**Kutipan Teks**.
•••

Lihat ke Halaman Asli

Avena Widia A

mahasiswa universitas negeri malang

Pasal 240 241 RKUHP, Bagaimana Tanggapan Masyarakat?

Diperbarui: 11 Desember 2022   12:39

Kompasiana adalah platform blog. Konten ini menjadi tanggung jawab bloger dan tidak mewakili pandangan redaksi Kompas.

Hukum. Sumber ilustrasi: FREEPIK/Freepik

RKUHP merupakan Rancangan Kitab Undang-Undang Hukum Pidana yang nantinya jika disahkan akan menjadi Kitab Undang-undang Hukum Pidana (KUHP). KUHP merupakan peraturan perundang-undangan yang dijadikan sebagai dasar penetapan hukuman pidana di Indonesia.

RKUHP sudah melewati perjalanan panjang sejak tahun 2015. Rencananya RKUHP ini akan disahkan pada bulan Juli 2022, namun dikarenakan masih ada pasal-pasal yang menimbulkan perdebatan pengesahan RKUHP ini pun ditunda, hingga akhirnya disahkan pada bulan Desember 2022.

•••

**Isi Data**.
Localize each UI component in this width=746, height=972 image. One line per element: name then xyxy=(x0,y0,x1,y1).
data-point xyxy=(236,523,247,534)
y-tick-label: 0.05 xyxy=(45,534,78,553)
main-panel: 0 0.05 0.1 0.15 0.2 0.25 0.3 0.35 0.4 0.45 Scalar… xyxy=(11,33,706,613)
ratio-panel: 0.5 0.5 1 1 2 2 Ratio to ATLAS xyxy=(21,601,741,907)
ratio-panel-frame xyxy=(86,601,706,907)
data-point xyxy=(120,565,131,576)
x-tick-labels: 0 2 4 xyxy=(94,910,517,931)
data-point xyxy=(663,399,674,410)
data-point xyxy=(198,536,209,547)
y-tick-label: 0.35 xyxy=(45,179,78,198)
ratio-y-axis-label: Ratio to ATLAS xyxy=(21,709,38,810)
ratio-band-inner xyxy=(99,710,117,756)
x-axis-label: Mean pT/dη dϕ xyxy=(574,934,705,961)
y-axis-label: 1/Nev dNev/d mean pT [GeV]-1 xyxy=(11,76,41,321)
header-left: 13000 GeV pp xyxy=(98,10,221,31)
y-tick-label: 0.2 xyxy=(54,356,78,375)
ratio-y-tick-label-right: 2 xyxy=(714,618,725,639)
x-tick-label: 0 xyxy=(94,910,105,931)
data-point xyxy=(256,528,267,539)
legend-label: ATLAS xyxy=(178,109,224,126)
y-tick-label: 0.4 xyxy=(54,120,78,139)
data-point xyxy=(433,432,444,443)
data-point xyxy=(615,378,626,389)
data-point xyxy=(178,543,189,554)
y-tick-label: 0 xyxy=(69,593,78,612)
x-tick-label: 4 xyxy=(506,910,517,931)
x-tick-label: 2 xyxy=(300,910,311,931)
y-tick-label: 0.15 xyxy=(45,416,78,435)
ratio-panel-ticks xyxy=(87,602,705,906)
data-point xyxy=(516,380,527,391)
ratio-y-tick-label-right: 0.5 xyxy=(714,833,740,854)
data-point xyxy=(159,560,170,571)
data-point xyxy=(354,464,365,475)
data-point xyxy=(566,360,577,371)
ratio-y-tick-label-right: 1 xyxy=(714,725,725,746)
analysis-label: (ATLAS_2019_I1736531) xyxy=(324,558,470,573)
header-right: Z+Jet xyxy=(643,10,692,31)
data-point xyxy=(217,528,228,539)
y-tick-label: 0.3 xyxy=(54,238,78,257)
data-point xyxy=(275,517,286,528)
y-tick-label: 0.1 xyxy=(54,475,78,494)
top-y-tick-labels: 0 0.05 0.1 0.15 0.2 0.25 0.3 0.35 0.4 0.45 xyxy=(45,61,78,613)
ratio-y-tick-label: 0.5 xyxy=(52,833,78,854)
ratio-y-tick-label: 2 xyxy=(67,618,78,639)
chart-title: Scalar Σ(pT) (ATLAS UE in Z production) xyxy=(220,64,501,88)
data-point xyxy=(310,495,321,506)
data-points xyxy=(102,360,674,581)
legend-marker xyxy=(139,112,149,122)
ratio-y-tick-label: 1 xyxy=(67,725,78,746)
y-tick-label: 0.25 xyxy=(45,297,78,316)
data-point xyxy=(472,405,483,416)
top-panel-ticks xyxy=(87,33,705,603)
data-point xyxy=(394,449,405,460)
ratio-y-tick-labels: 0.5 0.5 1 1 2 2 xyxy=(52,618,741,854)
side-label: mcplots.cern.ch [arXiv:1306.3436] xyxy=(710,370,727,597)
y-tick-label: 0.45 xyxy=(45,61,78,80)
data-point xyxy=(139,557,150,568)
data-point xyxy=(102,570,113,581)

•••

**Tugas yang Dikerjakan**.
- a) Tuliskan ulang bagian dari kutipan teks tentang RKUHP antara "mahasiswa universitas negeri" dan "bulan Desember 2022.", termasuk kedua bagian itu, tanpa mengubah satu kata pun.
- b) Apakah pernyataan berikut sesuai dengan kutipan teks tentang RKUHP? Jawab ya atau tidak untuk masing-masing, disertai kutipan kata-kata dari teks yang menentukan jawabannya. (i) RKUHP sudah melewati perjalanan panjang sejak tahun 2015. (ii) RKUHP disahkan pada bulan Juli 2022. (iii) Konten tersebut mewakili pandangan redaksi Kompas.
Jawablah hanya berdasarkan kutipan teks.

**Daftar Jawaban**.
- a)
mahasiswa universitas negeri malang

Pasal 240 241 RKUHP, Bagaimana Tanggapan Masyarakat?

Diperbarui: 11 Desember 2022   12:39

Kompasiana adalah platform blog. Konten ini menjadi tanggung jawab bloger dan tidak mewakili pandangan redaksi Kompas.

Hukum. Sumber ilustrasi: FREEPIK/Freepik

RKUHP merupakan Rancangan Kitab Undang-Undang Hukum Pidana yang nantinya jika disahkan akan menjadi Kitab Undang-undang Hukum Pidana (KUHP). KUHP merupakan peraturan perundang-undangan yang dijadikan sebagai dasar penetapan hukuman pidana di Indonesia.

RKUHP sudah melewati perjalanan panjang sejak tahun 2015. Rencananya RKUHP ini akan disahkan pada bulan Juli 2022, namun dikarenakan masih ada pasal-pasal yang menimbulkan perdebatan pengesahan RKUHP ini pun ditunda, hingga akhirnya disahkan pada bulan Desember 2022.

- b)
(i) Ya: "RKUHP sudah melewati perjalanan panjang sejak tahun 2015."
(ii) Tidak: "pengesahan RKUHP ini pun ditunda, hingga akhirnya disahkan pada bulan Desember 2022."
(iii) Tidak: "Konten ini menjadi tanggung jawab bloger dan tidak mewakili pandangan redaksi Kompas."